Where the data below has the string "series", return the whole line.

▬▬▬▬▬▬

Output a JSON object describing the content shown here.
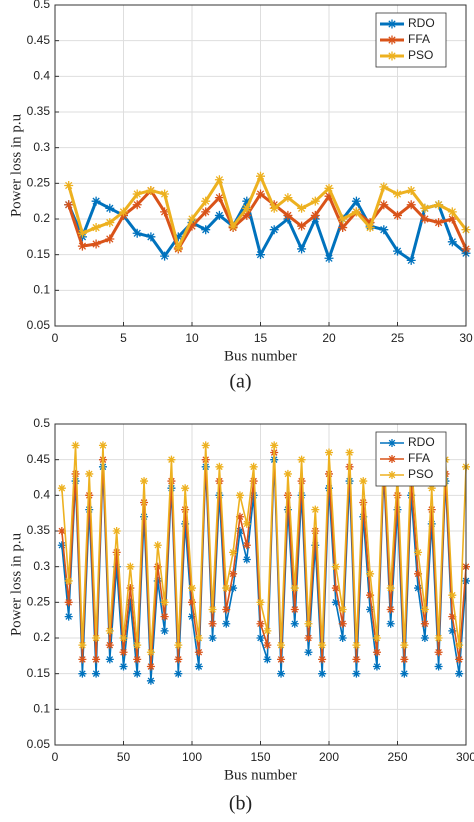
{
  "chart_data": [
    {
      "type": "line",
      "caption": "(a)",
      "xlabel": "Bus number",
      "ylabel": "Power loss in p.u",
      "x": [
        1,
        2,
        3,
        4,
        5,
        6,
        7,
        8,
        9,
        10,
        11,
        12,
        13,
        14,
        15,
        16,
        17,
        18,
        19,
        20,
        21,
        22,
        23,
        24,
        25,
        26,
        27,
        28,
        29,
        30
      ],
      "series": [
        {
          "name": "RDO",
          "color": "#0072bd",
          "values": [
            0.22,
            0.175,
            0.225,
            0.215,
            0.205,
            0.18,
            0.175,
            0.148,
            0.175,
            0.195,
            0.185,
            0.205,
            0.19,
            0.225,
            0.15,
            0.185,
            0.2,
            0.158,
            0.2,
            0.145,
            0.2,
            0.225,
            0.19,
            0.185,
            0.155,
            0.142,
            0.215,
            0.22,
            0.168,
            0.152
          ]
        },
        {
          "name": "FFA",
          "color": "#d95319",
          "values": [
            0.22,
            0.162,
            0.165,
            0.172,
            0.205,
            0.22,
            0.24,
            0.21,
            0.158,
            0.19,
            0.21,
            0.23,
            0.188,
            0.205,
            0.235,
            0.22,
            0.205,
            0.19,
            0.205,
            0.232,
            0.188,
            0.21,
            0.195,
            0.22,
            0.205,
            0.22,
            0.2,
            0.195,
            0.2,
            0.158
          ]
        },
        {
          "name": "PSO",
          "color": "#edb120",
          "values": [
            0.247,
            0.18,
            0.188,
            0.195,
            0.21,
            0.235,
            0.24,
            0.235,
            0.16,
            0.2,
            0.225,
            0.255,
            0.19,
            0.215,
            0.26,
            0.215,
            0.23,
            0.215,
            0.225,
            0.243,
            0.2,
            0.21,
            0.188,
            0.245,
            0.235,
            0.24,
            0.215,
            0.22,
            0.21,
            0.185
          ]
        }
      ],
      "xlim": [
        0,
        30
      ],
      "xticks": [
        0,
        5,
        10,
        15,
        20,
        25,
        30
      ],
      "ylim": [
        0.05,
        0.5
      ],
      "yticks": [
        0.05,
        0.1,
        0.15,
        0.2,
        0.25,
        0.3,
        0.35,
        0.4,
        0.45,
        0.5
      ],
      "grid": true,
      "legend": "upper right"
    },
    {
      "type": "line",
      "caption": "(b)",
      "xlabel": "Bus number",
      "ylabel": "Power loss in p.u",
      "x": [
        5,
        10,
        15,
        20,
        25,
        30,
        35,
        40,
        45,
        50,
        55,
        60,
        65,
        70,
        75,
        80,
        85,
        90,
        95,
        100,
        105,
        110,
        115,
        120,
        125,
        130,
        135,
        140,
        145,
        150,
        155,
        160,
        165,
        170,
        175,
        180,
        185,
        190,
        195,
        200,
        205,
        210,
        215,
        220,
        225,
        230,
        235,
        240,
        245,
        250,
        255,
        260,
        265,
        270,
        275,
        280,
        285,
        290,
        295,
        300
      ],
      "series": [
        {
          "name": "RDO",
          "color": "#0072bd",
          "values": [
            0.33,
            0.23,
            0.42,
            0.15,
            0.38,
            0.15,
            0.44,
            0.17,
            0.3,
            0.16,
            0.25,
            0.15,
            0.37,
            0.14,
            0.28,
            0.21,
            0.41,
            0.15,
            0.36,
            0.23,
            0.16,
            0.44,
            0.2,
            0.4,
            0.22,
            0.27,
            0.35,
            0.31,
            0.4,
            0.2,
            0.17,
            0.45,
            0.15,
            0.38,
            0.22,
            0.4,
            0.18,
            0.33,
            0.15,
            0.41,
            0.25,
            0.2,
            0.42,
            0.15,
            0.37,
            0.24,
            0.16,
            0.43,
            0.22,
            0.38,
            0.15,
            0.4,
            0.27,
            0.2,
            0.36,
            0.16,
            0.42,
            0.21,
            0.15,
            0.28
          ]
        },
        {
          "name": "FFA",
          "color": "#d95319",
          "values": [
            0.35,
            0.25,
            0.43,
            0.17,
            0.4,
            0.17,
            0.45,
            0.19,
            0.32,
            0.18,
            0.27,
            0.17,
            0.39,
            0.16,
            0.3,
            0.23,
            0.42,
            0.17,
            0.38,
            0.25,
            0.18,
            0.45,
            0.22,
            0.42,
            0.24,
            0.29,
            0.37,
            0.33,
            0.42,
            0.22,
            0.19,
            0.46,
            0.17,
            0.4,
            0.24,
            0.42,
            0.2,
            0.35,
            0.17,
            0.43,
            0.27,
            0.22,
            0.44,
            0.17,
            0.39,
            0.26,
            0.18,
            0.44,
            0.24,
            0.4,
            0.17,
            0.42,
            0.29,
            0.22,
            0.38,
            0.18,
            0.43,
            0.23,
            0.17,
            0.3
          ]
        },
        {
          "name": "PSO",
          "color": "#edb120",
          "values": [
            0.41,
            0.28,
            0.47,
            0.19,
            0.43,
            0.2,
            0.47,
            0.21,
            0.35,
            0.2,
            0.3,
            0.19,
            0.42,
            0.18,
            0.33,
            0.25,
            0.45,
            0.19,
            0.41,
            0.27,
            0.2,
            0.47,
            0.24,
            0.44,
            0.27,
            0.32,
            0.4,
            0.36,
            0.44,
            0.25,
            0.21,
            0.47,
            0.19,
            0.43,
            0.27,
            0.45,
            0.22,
            0.38,
            0.19,
            0.46,
            0.3,
            0.24,
            0.46,
            0.19,
            0.42,
            0.29,
            0.2,
            0.46,
            0.27,
            0.43,
            0.19,
            0.45,
            0.32,
            0.24,
            0.41,
            0.2,
            0.45,
            0.26,
            0.19,
            0.44
          ]
        }
      ],
      "xlim": [
        0,
        300
      ],
      "xticks": [
        0,
        50,
        100,
        150,
        200,
        250,
        300
      ],
      "ylim": [
        0.05,
        0.5
      ],
      "yticks": [
        0.05,
        0.1,
        0.15,
        0.2,
        0.25,
        0.3,
        0.35,
        0.4,
        0.45,
        0.5
      ],
      "grid": true,
      "legend": "upper right"
    }
  ]
}
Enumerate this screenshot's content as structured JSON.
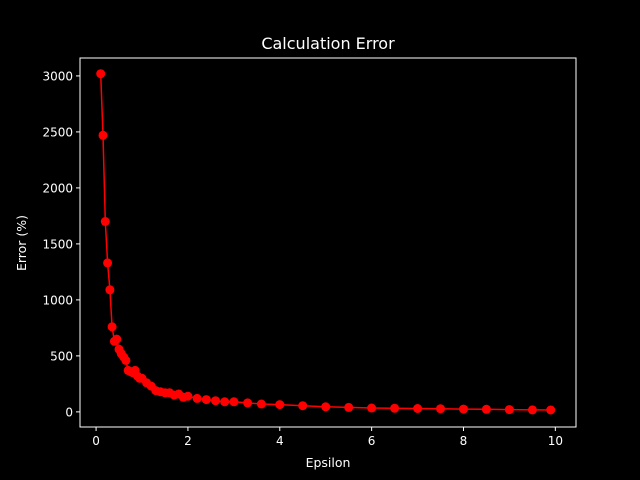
{
  "chart_data": {
    "type": "line",
    "title": "Calculation Error",
    "xlabel": "Epsilon",
    "ylabel": "Error (%)",
    "xlim": [
      -0.35,
      10.45
    ],
    "ylim": [
      -135,
      3160
    ],
    "xticks": [
      0,
      2,
      4,
      6,
      8,
      10
    ],
    "yticks": [
      0,
      500,
      1000,
      1500,
      2000,
      2500,
      3000
    ],
    "xtick_labels": [
      "0",
      "2",
      "4",
      "6",
      "8",
      "10"
    ],
    "ytick_labels": [
      "0",
      "500",
      "1000",
      "1500",
      "2000",
      "2500",
      "3000"
    ],
    "grid": false,
    "colors": {
      "background": "#000000",
      "foreground": "#ffffff",
      "series": "#ff0000"
    },
    "series": [
      {
        "marker": "circle",
        "x": [
          0.1,
          0.15,
          0.2,
          0.25,
          0.3,
          0.35,
          0.4,
          0.45,
          0.5,
          0.55,
          0.6,
          0.65,
          0.7,
          0.75,
          0.8,
          0.85,
          0.9,
          0.95,
          1.0,
          1.1,
          1.2,
          1.3,
          1.4,
          1.5,
          1.6,
          1.7,
          1.8,
          1.9,
          2.0,
          2.2,
          2.4,
          2.6,
          2.8,
          3.0,
          3.3,
          3.6,
          4.0,
          4.5,
          5.0,
          5.5,
          6.0,
          6.5,
          7.0,
          7.5,
          8.0,
          8.5,
          9.0,
          9.5,
          9.9
        ],
        "y": [
          3020,
          2470,
          1700,
          1330,
          1090,
          760,
          630,
          650,
          560,
          520,
          490,
          460,
          370,
          360,
          350,
          370,
          320,
          300,
          300,
          260,
          230,
          190,
          180,
          170,
          170,
          150,
          160,
          130,
          140,
          120,
          110,
          100,
          90,
          90,
          80,
          70,
          65,
          55,
          45,
          40,
          35,
          32,
          30,
          28,
          25,
          23,
          20,
          18,
          17
        ]
      }
    ]
  }
}
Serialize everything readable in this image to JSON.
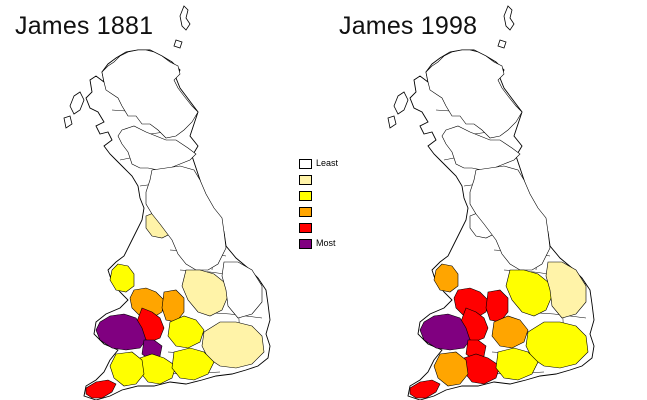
{
  "titles": {
    "left": "James 1881",
    "right": "James 1998"
  },
  "legend": [
    {
      "label": "Least",
      "color": "#ffffff"
    },
    {
      "label": "",
      "color": "#fff3a8"
    },
    {
      "label": "",
      "color": "#ffff00"
    },
    {
      "label": "",
      "color": "#ffa500"
    },
    {
      "label": "",
      "color": "#ff0000"
    },
    {
      "label": "Most",
      "color": "#800080"
    }
  ],
  "maps": [
    {
      "year": "1881",
      "regions": [
        {
          "area": "scotland-north",
          "level": 0
        },
        {
          "area": "scotland-south",
          "level": 0
        },
        {
          "area": "cumbria",
          "level": 1
        },
        {
          "area": "northern-england",
          "level": 0
        },
        {
          "area": "north-wales",
          "level": 2
        },
        {
          "area": "mid-wales-east",
          "level": 3
        },
        {
          "area": "wales-central",
          "level": 4
        },
        {
          "area": "south-west-wales",
          "level": 5
        },
        {
          "area": "south-wales-east",
          "level": 5
        },
        {
          "area": "welsh-border",
          "level": 3
        },
        {
          "area": "west-midlands",
          "level": 2
        },
        {
          "area": "midlands-east",
          "level": 1
        },
        {
          "area": "east-anglia",
          "level": 0
        },
        {
          "area": "south-east",
          "level": 1
        },
        {
          "area": "somerset",
          "level": 2
        },
        {
          "area": "devon",
          "level": 2
        },
        {
          "area": "cornwall",
          "level": 4
        },
        {
          "area": "wessex",
          "level": 2
        }
      ]
    },
    {
      "year": "1998",
      "regions": [
        {
          "area": "scotland-north",
          "level": 0
        },
        {
          "area": "scotland-south",
          "level": 0
        },
        {
          "area": "cumbria",
          "level": 0
        },
        {
          "area": "northern-england",
          "level": 0
        },
        {
          "area": "north-wales",
          "level": 3
        },
        {
          "area": "mid-wales-east",
          "level": 4
        },
        {
          "area": "wales-central",
          "level": 4
        },
        {
          "area": "south-west-wales",
          "level": 5
        },
        {
          "area": "south-wales-east",
          "level": 4
        },
        {
          "area": "welsh-border",
          "level": 4
        },
        {
          "area": "west-midlands",
          "level": 3
        },
        {
          "area": "midlands-east",
          "level": 2
        },
        {
          "area": "east-anglia",
          "level": 1
        },
        {
          "area": "south-east",
          "level": 2
        },
        {
          "area": "somerset",
          "level": 4
        },
        {
          "area": "devon",
          "level": 3
        },
        {
          "area": "cornwall",
          "level": 4
        },
        {
          "area": "wessex",
          "level": 2
        }
      ]
    }
  ]
}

▬▬▬▬▬▬

FINISHED EXERCISE
      "series": [
      "series": [
      "series": "#ff0000"
    "series": [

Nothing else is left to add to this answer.